All records should be reproduced verbatim.
#### Extracted material
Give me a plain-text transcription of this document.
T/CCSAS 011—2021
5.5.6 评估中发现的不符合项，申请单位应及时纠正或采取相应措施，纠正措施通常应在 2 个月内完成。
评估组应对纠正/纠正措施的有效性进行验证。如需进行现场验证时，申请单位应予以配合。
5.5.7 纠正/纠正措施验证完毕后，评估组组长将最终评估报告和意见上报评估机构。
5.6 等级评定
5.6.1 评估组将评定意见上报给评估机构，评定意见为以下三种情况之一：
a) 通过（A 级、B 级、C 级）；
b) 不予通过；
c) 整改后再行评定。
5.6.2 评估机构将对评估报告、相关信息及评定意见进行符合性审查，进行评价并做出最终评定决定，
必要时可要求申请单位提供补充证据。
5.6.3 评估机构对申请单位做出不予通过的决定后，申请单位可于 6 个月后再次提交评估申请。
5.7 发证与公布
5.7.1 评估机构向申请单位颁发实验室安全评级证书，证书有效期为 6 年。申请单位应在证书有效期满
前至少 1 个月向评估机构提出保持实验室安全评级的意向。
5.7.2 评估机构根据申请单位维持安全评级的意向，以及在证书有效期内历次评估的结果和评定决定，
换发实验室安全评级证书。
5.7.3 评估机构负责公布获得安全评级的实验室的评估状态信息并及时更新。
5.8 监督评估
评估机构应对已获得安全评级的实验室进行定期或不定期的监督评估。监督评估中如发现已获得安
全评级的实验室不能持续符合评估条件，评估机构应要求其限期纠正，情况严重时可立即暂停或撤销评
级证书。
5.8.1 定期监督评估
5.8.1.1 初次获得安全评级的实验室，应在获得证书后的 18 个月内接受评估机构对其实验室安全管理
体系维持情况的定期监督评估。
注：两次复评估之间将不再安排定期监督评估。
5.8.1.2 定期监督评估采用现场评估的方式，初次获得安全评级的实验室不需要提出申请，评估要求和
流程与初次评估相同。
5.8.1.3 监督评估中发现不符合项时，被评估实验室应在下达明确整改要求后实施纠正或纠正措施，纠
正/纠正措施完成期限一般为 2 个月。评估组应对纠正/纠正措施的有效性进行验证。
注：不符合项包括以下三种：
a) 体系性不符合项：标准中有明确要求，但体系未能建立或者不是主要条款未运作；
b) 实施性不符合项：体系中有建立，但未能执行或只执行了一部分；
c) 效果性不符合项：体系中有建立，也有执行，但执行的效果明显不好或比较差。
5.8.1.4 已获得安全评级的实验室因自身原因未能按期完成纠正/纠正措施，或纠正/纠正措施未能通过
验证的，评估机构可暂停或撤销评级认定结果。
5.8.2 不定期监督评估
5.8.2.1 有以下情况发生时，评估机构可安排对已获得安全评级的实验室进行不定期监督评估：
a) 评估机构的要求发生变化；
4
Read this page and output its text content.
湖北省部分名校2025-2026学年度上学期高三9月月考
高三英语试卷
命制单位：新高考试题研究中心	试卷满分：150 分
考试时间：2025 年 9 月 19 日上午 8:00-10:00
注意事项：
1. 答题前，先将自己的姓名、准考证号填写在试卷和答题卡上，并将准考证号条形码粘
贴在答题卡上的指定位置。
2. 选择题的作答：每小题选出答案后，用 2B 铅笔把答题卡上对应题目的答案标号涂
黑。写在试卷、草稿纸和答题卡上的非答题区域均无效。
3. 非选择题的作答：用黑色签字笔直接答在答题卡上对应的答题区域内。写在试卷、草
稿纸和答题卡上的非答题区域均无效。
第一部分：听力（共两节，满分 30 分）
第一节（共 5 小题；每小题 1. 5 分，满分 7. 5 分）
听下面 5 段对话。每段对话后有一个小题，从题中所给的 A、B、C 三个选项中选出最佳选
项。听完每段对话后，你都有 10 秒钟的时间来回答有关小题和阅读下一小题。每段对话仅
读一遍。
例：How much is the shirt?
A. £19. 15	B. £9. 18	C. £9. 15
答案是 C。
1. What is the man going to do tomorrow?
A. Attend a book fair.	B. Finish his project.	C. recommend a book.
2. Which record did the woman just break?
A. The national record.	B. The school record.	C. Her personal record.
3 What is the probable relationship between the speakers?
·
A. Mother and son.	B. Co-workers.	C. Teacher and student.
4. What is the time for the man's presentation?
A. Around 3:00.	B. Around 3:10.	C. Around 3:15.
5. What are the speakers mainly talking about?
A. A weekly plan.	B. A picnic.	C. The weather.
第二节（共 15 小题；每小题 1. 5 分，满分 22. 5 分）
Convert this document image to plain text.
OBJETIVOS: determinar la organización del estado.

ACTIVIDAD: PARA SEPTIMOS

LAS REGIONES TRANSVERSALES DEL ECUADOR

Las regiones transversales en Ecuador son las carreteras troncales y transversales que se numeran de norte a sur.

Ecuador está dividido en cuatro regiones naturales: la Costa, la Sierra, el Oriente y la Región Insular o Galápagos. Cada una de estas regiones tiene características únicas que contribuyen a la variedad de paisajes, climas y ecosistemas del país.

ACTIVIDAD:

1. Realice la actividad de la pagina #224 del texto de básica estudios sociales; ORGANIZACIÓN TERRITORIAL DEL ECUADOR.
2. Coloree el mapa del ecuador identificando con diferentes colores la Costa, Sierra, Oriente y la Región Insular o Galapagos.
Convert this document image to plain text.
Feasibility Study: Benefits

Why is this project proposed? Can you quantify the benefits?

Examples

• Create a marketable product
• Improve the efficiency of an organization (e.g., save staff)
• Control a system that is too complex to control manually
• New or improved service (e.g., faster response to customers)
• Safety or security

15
########
**Written solution:**
Give me a plain-text transcription of this document.
T/CCSAS 011—2021
5.5.6 评估中发现的不符合项，申请单位应及时纠正或采取相应措施，纠正措施通常应在 2 个月内完成。
评估组应对纠正/纠正措施的有效性进行验证。如需进行现场验证时，申请单位应予以配合。
5.5.7 纠正/纠正措施验证完毕后，评估组组长将最终评估报告和意见上报评估机构。
5.6 等级评定
5.6.1 评估组将评定意见上报给评估机构，评定意见为以下三种情况之一：
a) 通过（A 级、B 级、C 级）；
b) 不予通过；
c) 整改后再行评定。
5.6.2 评估机构将对评估报告、相关信息及评定意见进行符合性审查，进行评价并做出最终评定决定，
必要时可要求申请单位提供补充证据。
5.6.3 评估机构对申请单位做出不予通过的决定后，申请单位可于 6 个月后再次提交评估申请。
5.7 发证与公布
5.7.1 评估机构向申请单位颁发实验室安全评级证书，证书有效期为 6 年。申请单位应在证书有效期满
前至少 1 个月向评估机构提出保持实验室安全评级的意向。
5.7.2 评估机构根据申请单位维持安全评级的意向，以及在证书有效期内历次评估的结果和评定决定，
换发实验室安全评级证书。
5.7.3 评估机构负责公布获得安全评级的实验室的评估状态信息并及时更新。
5.8 监督评估
评估机构应对已获得安全评级的实验室进行定期或不定期的监督评估。监督评估中如发现已获得安
全评级的实验室不能持续符合评估条件，评估机构应要求其限期纠正，情况严重时可立即暂停或撤销评
级证书。
5.8.1 定期监督评估
5.8.1.1 初次获得安全评级的实验室，应在获得证书后的 18 个月内接受评估机构对其实验室安全管理
体系维持情况的定期监督评估。
注：两次复评估之间将不再安排定期监督评估。
5.8.1.2 定期监督评估采用现场评估的方式，初次获得安全评级的实验室不需要提出申请，评估要求和
流程与初次评估相同。
5.8.1.3 监督评估中发现不符合项时，被评估实验室应在下达明确整改要求后实施纠正或纠正措施，纠
正/纠正措施完成期限一般为 2 个月。评估组应对纠正/纠正措施的有效性进行验证。
注：不符合项包括以下三种：
a) 体系性不符合项：标准中有明确要求，但体系未能建立或者不是主要条款未运作；
b) 实施性不符合项：体系中有建立，但未能执行或只执行了一部分；
c) 效果性不符合项：体系中有建立，也有执行，但执行的效果明显不好或比较差。
5.8.1.4 已获得安全评级的实验室因自身原因未能按期完成纠正/纠正措施，或纠正/纠正措施未能通过
验证的，评估机构可暂停或撤销评级认定结果。
5.8.2 不定期监督评估
5.8.2.1 有以下情况发生时，评估机构可安排对已获得安全评级的实验室进行不定期监督评估：
a) 评估机构的要求发生变化；
4
Read this page and output its text content.
湖北省部分名校2025-2026学年度上学期高三9月月考
高三英语试卷
命制单位：新高考试题研究中心	试卷满分：150 分
考试时间：2025 年 9 月 19 日上午 8:00-10:00
注意事项：
1. 答题前，先将自己的姓名、准考证号填写在试卷和答题卡上，并将准考证号条形码粘
贴在答题卡上的指定位置。
2. 选择题的作答：每小题选出答案后，用 2B 铅笔把答题卡上对应题目的答案标号涂
黑。写在试卷、草稿纸和答题卡上的非答题区域均无效。
3. 非选择题的作答：用黑色签字笔直接答在答题卡上对应的答题区域内。写在试卷、草
稿纸和答题卡上的非答题区域均无效。
第一部分：听力（共两节，满分 30 分）
第一节（共 5 小题；每小题 1. 5 分，满分 7. 5 分）
听下面 5 段对话。每段对话后有一个小题，从题中所给的 A、B、C 三个选项中选出最佳选
项。听完每段对话后，你都有 10 秒钟的时间来回答有关小题和阅读下一小题。每段对话仅
读一遍。
例：How much is the shirt?
A. £19. 15	B. £9. 18	C. £9. 15
答案是 C。
1. What is the man going to do tomorrow?
A. Attend a book fair.	B. Finish his project.	C. recommend a book.
2. Which record did the woman just break?
A. The national record.	B. The school record.	C. Her personal record.
3 What is the probable relationship between the speakers?
·
A. Mother and son.	B. Co-workers.	C. Teacher and student.
4. What is the time for the man's presentation?
A. Around 3:00.	B. Around 3:10.	C. Around 3:15.
5. What are the speakers mainly talking about?
A. A weekly plan.	B. A picnic.	C. The weather.
第二节（共 15 小题；每小题 1. 5 分，满分 22. 5 分）
Convert this document image to plain text.
OBJETIVOS: determinar la organización del estado.

ACTIVIDAD: PARA SEPTIMOS

LAS REGIONES TRANSVERSALES DEL ECUADOR

Las regiones transversales en Ecuador son las carreteras troncales y transversales que se numeran de norte a sur.

Ecuador está dividido en cuatro regiones naturales: la Costa, la Sierra, el Oriente y la Región Insular o Galápagos. Cada una de estas regiones tiene características únicas que contribuyen a la variedad de paisajes, climas y ecosistemas del país.

ACTIVIDAD:

1. Realice la actividad de la pagina #224 del texto de básica estudios sociales; ORGANIZACIÓN TERRITORIAL DEL ECUADOR.
2. Coloree el mapa del ecuador identificando con diferentes colores la Costa, Sierra, Oriente y la Región Insular o Galapagos.
Convert this document image to plain text.
Feasibility Study: Benefits

Why is this project proposed? Can you quantify the benefits?

Examples

• Create a marketable product
• Improve the efficiency of an organization (e.g., save staff)
• Control a system that is too complex to control manually
• New or improved service (e.g., faster response to customers)
• Safety or security

15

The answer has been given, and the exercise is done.